## Exercise instructions
Find the word "Oficial" in the listing; pull out each line holding it.

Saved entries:
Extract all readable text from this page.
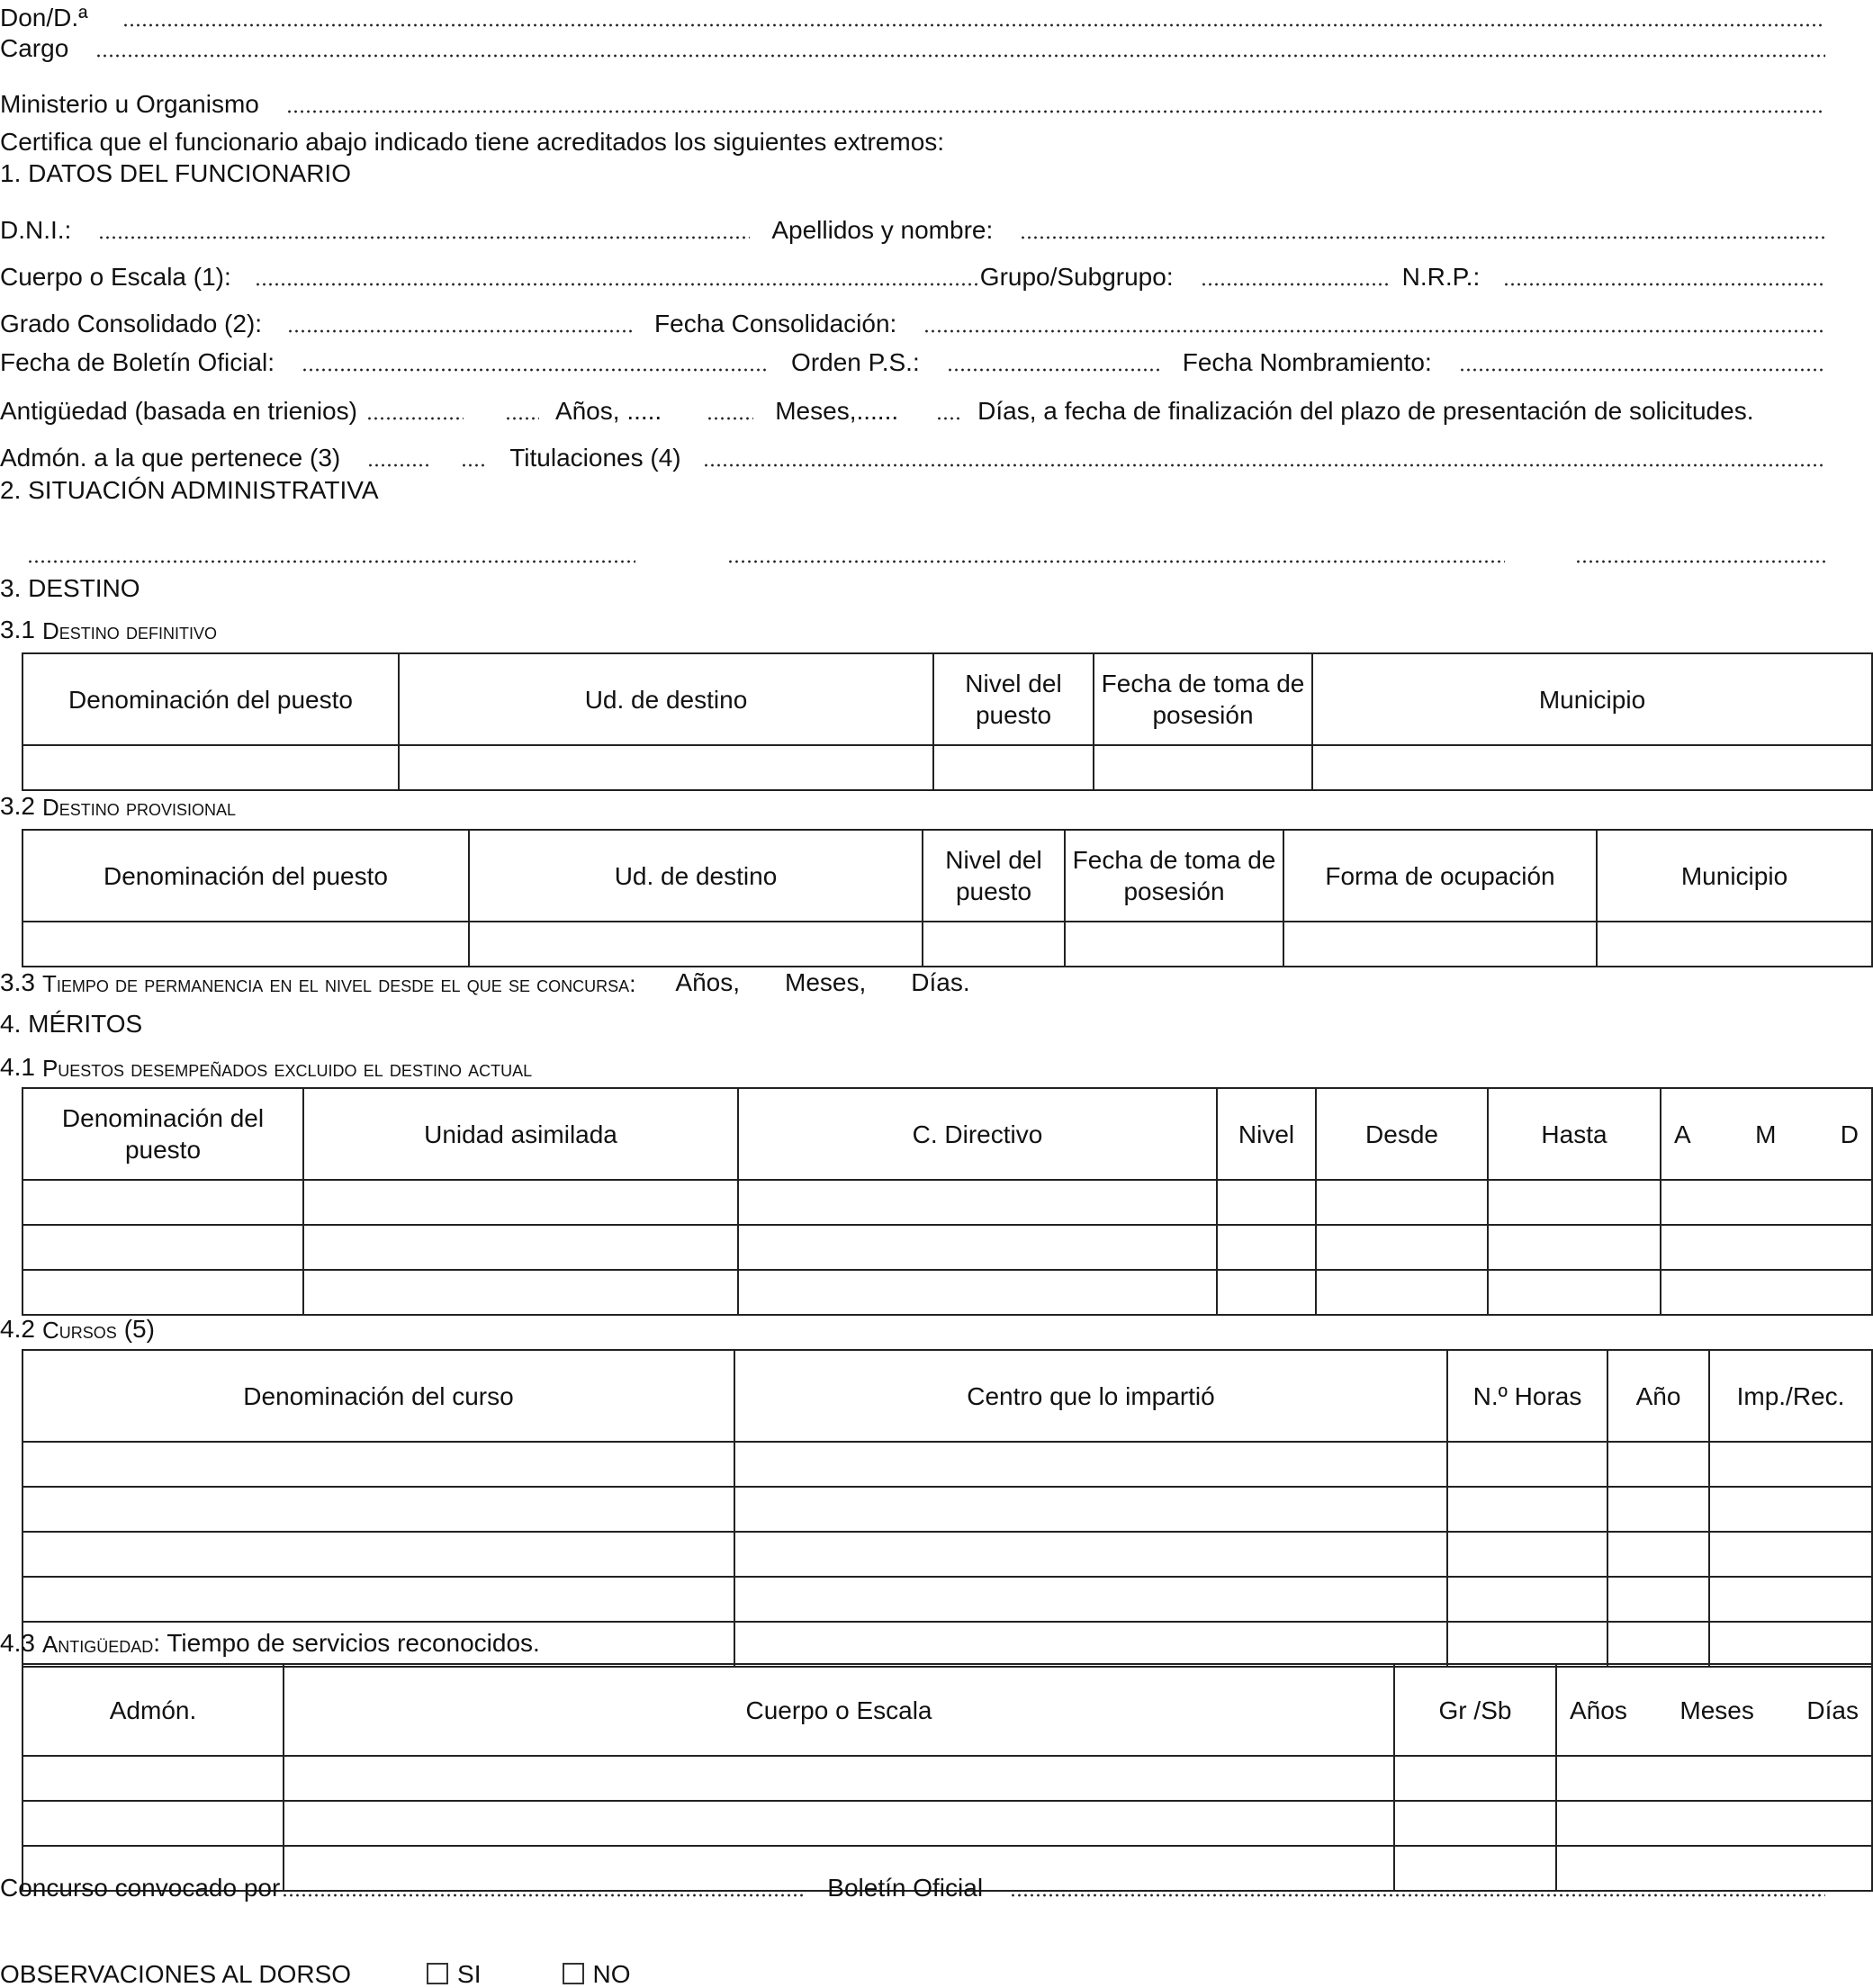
Don/D.ª
Cargo
Ministerio u Organismo
Certifica que el funcionario abajo indicado tiene acreditados los siguientes extremos:
1. DATOS DEL FUNCIONARIO
D.N.I.:	Apellidos y nombre:
Cuerpo o Escala (1):	Grupo/Subgrupo:	N.R.P.:
Grado Consolidado (2):	Fecha Consolidación:
Fecha de Boletín Oficial:	Orden P.S.:	Fecha Nombramiento:
Antigüedad (basada en trienios)	Años, .....	Meses,......	Días, a fecha de finalización del plazo de presentación de solicitudes.
Admón. a la que pertenece (3)	Titulaciones (4)
2. SITUACIÓN ADMINISTRATIVA
3. DESTINO
3.1 Destino definitivo
Denominación del puesto	Ud. de destino	Nivel del puesto	Fecha de toma de posesión	Municipio

3.2 Destino provisional
Denominación del puesto	Ud. de destino	Nivel del puesto	Fecha de toma de posesión	Forma de ocupación	Municipio

3.3 Tiempo de permanencia en el nivel desde el que se concursa: Años, Meses, Días.
4. MÉRITOS
4.1 Puestos desempeñados excluido el destino actual
Denominación del puesto	Unidad asimilada	C. Directivo	Nivel	Desde	Hasta	A M D

4.2 Cursos (5)
Denominación del curso	Centro que lo impartió	N.º Horas	Año	Imp./Rec.

4.3 Antigüedad : Tiempo de servicios reconocidos.
Admón.	Cuerpo o Escala	Gr /Sb	Años Meses Días

Concurso convocado por	Boletín Oficial
OBSERVACIONES AL DORSO	SI	NO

## Solution to the exercise
Fecha de Boletín Oficial:	Orden P.S.:	Fecha Nombramiento:
Concurso convocado por	Boletín Oficial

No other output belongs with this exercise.